*WORK INSTRUCTIONS*
"zwei" is the word to look for; copy each line of the listing where it occurs.
─── THE DATA
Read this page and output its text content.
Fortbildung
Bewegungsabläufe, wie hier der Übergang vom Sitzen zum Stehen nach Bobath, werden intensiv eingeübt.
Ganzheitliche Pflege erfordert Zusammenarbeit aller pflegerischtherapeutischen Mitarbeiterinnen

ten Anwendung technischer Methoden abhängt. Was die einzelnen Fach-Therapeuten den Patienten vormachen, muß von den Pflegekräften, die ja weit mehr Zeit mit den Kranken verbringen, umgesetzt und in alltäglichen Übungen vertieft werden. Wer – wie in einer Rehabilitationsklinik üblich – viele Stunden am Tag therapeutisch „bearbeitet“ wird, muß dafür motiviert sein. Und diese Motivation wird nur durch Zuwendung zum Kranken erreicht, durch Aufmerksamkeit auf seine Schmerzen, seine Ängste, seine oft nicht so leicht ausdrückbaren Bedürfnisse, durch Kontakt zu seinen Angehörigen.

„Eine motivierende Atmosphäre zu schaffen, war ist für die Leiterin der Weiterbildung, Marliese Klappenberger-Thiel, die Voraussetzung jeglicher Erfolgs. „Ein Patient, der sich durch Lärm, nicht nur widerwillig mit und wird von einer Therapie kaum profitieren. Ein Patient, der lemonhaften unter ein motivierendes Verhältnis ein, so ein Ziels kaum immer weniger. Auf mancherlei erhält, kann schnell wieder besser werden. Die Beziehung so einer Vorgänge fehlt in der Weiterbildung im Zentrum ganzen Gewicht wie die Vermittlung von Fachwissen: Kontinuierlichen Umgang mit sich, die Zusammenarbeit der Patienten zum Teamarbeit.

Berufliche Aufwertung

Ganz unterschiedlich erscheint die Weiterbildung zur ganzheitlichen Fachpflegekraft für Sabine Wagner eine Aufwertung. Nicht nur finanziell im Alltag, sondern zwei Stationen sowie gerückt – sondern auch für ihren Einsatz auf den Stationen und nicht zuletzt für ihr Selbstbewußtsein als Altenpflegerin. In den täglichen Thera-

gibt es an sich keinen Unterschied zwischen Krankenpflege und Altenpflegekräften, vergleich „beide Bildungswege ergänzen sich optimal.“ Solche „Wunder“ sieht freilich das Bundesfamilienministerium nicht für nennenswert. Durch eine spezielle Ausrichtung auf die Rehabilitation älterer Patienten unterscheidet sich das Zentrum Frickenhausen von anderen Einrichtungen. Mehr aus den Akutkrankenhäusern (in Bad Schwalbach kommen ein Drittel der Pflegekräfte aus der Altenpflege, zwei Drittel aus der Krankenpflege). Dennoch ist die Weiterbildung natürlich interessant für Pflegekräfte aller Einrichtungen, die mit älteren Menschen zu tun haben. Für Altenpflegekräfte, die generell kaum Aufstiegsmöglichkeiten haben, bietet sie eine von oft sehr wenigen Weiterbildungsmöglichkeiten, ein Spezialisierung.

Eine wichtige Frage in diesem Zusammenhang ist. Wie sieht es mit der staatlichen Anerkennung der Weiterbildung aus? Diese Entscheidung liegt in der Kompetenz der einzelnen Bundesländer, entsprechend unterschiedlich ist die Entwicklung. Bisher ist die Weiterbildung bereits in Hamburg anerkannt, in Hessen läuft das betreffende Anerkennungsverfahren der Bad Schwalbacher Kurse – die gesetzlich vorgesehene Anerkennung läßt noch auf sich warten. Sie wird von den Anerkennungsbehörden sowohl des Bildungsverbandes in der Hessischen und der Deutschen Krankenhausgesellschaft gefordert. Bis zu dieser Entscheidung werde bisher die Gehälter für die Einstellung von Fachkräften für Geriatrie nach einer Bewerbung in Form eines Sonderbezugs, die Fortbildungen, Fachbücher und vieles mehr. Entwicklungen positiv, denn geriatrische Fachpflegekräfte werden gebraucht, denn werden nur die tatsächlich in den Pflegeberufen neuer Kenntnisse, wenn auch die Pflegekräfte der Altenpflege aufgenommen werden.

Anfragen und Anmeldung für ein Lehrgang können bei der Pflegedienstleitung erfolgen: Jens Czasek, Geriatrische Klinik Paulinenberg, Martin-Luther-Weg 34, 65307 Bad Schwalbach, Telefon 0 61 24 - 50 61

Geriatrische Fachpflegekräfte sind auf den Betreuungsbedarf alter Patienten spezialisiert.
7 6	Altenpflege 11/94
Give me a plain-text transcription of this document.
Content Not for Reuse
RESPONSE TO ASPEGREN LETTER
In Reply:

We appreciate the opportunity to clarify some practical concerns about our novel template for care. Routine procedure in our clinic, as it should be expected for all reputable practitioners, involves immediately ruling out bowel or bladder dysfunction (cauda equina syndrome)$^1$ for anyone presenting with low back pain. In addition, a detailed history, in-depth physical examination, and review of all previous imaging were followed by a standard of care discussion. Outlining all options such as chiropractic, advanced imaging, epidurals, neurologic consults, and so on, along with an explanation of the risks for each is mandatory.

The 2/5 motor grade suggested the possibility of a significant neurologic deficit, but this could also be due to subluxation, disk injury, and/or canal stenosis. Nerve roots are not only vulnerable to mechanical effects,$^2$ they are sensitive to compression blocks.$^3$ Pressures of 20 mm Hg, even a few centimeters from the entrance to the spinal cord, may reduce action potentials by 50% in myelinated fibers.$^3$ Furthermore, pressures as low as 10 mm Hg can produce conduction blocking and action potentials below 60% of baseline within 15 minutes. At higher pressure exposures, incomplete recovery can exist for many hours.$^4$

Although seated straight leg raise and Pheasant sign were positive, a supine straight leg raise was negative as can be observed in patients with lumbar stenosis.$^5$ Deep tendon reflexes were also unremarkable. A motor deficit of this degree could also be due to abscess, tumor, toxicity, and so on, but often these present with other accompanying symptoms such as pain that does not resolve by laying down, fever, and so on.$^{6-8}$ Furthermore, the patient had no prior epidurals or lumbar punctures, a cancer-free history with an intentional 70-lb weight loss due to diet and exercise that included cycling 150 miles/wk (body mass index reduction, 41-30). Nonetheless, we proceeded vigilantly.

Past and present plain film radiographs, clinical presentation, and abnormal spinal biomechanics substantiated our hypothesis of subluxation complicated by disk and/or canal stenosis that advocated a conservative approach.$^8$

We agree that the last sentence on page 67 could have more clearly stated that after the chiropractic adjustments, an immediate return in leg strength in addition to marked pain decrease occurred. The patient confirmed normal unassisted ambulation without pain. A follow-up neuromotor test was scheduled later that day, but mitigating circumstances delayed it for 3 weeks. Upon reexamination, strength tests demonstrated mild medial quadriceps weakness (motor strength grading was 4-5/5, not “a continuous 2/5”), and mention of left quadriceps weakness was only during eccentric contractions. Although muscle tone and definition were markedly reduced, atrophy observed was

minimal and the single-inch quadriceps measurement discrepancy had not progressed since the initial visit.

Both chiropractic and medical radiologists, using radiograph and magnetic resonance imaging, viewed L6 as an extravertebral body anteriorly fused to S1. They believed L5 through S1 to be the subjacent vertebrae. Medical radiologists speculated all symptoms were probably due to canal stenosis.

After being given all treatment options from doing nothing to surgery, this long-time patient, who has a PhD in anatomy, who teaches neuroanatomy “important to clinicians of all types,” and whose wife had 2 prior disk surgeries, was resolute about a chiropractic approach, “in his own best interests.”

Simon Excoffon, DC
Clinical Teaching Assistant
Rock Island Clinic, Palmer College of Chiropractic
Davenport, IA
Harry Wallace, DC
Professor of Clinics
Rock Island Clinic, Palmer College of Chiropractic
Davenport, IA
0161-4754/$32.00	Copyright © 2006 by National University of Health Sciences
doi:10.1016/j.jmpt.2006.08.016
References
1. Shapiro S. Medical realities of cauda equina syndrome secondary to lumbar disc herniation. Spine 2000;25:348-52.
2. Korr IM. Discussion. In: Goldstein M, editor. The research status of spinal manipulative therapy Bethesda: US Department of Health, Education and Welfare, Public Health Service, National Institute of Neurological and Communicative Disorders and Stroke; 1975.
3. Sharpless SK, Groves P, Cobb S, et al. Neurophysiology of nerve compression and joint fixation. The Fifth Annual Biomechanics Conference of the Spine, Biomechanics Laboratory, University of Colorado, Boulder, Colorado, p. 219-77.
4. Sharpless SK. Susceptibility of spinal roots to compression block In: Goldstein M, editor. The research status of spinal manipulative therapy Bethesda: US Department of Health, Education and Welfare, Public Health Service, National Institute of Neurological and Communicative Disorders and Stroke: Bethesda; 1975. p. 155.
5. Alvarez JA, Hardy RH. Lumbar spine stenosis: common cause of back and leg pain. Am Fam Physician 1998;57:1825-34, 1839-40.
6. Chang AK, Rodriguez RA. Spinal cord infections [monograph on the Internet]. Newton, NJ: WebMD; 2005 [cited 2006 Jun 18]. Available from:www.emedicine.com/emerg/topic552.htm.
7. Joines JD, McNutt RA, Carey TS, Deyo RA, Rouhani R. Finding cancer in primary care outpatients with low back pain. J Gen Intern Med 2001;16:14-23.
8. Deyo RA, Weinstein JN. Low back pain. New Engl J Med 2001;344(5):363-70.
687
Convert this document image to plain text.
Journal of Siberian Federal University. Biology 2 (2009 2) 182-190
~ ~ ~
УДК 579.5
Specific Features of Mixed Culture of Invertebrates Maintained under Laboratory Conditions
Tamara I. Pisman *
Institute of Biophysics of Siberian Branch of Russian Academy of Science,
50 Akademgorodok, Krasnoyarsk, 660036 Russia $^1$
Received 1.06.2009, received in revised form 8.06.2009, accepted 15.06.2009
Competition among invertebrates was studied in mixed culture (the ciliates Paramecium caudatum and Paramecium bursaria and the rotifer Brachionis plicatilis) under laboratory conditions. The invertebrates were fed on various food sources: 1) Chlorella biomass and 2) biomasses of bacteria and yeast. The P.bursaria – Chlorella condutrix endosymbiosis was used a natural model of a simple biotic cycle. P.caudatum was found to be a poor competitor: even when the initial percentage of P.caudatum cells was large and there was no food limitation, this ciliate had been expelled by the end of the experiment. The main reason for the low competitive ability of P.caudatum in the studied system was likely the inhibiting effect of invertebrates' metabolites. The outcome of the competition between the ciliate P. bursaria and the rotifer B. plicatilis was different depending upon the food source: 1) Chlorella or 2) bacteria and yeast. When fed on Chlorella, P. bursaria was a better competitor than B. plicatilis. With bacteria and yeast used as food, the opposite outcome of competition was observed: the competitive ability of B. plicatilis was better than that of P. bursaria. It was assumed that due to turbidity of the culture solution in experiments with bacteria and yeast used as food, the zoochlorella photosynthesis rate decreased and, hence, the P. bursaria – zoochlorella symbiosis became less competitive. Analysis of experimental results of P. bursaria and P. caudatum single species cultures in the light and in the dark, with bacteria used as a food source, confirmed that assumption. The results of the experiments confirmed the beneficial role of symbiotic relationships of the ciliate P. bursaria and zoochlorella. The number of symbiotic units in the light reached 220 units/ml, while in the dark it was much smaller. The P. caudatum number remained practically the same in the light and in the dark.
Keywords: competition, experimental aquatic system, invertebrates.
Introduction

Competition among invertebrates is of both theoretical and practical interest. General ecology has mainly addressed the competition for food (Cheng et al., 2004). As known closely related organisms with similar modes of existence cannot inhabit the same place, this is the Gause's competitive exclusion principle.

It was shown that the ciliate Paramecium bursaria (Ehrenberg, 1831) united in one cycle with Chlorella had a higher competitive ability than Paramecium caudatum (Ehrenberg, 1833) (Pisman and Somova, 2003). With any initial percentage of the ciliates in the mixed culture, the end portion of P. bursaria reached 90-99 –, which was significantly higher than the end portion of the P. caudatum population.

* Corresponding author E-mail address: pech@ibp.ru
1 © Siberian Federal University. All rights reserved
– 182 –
──────
*ANSWER SECTION*
Ganz unterschiedlich erscheint die Weiterbildung zur ganzheitlichen Fachpflegekraft für Sabine Wagner eine Aufwertung. Nicht nur finanziell im Alltag, sondern zwei Stationen sowie gerückt – sondern auch für ihren Einsatz auf den Stationen und nicht zuletzt für ihr Selbstbewußtsein als Altenpflegerin. In den täglichen Thera-
gibt es an sich keinen Unterschied zwischen Krankenpflege und Altenpflegekräften, vergleich „beide Bildungswege ergänzen sich optimal.“ Solche „Wunder“ sieht freilich das Bundesfamilienministerium nicht für nennenswert. Durch eine spezielle Ausrichtung auf die Rehabilitation älterer Patienten unterscheidet sich das Zentrum Frickenhausen von anderen Einrichtungen. Mehr aus den Akutkrankenhäusern (in Bad Schwalbach kommen ein Drittel der Pflegekräfte aus der Altenpflege, zwei Drittel aus der Krankenpflege). Dennoch ist die Weiterbildung natürlich interessant für Pflegekräfte aller Einrichtungen, die mit älteren Menschen zu tun haben. Für Altenpflegekräfte, die generell kaum Aufstiegsmöglichkeiten haben, bietet sie eine von oft sehr wenigen Weiterbildungsmöglichkeiten, ein Spezialisierung.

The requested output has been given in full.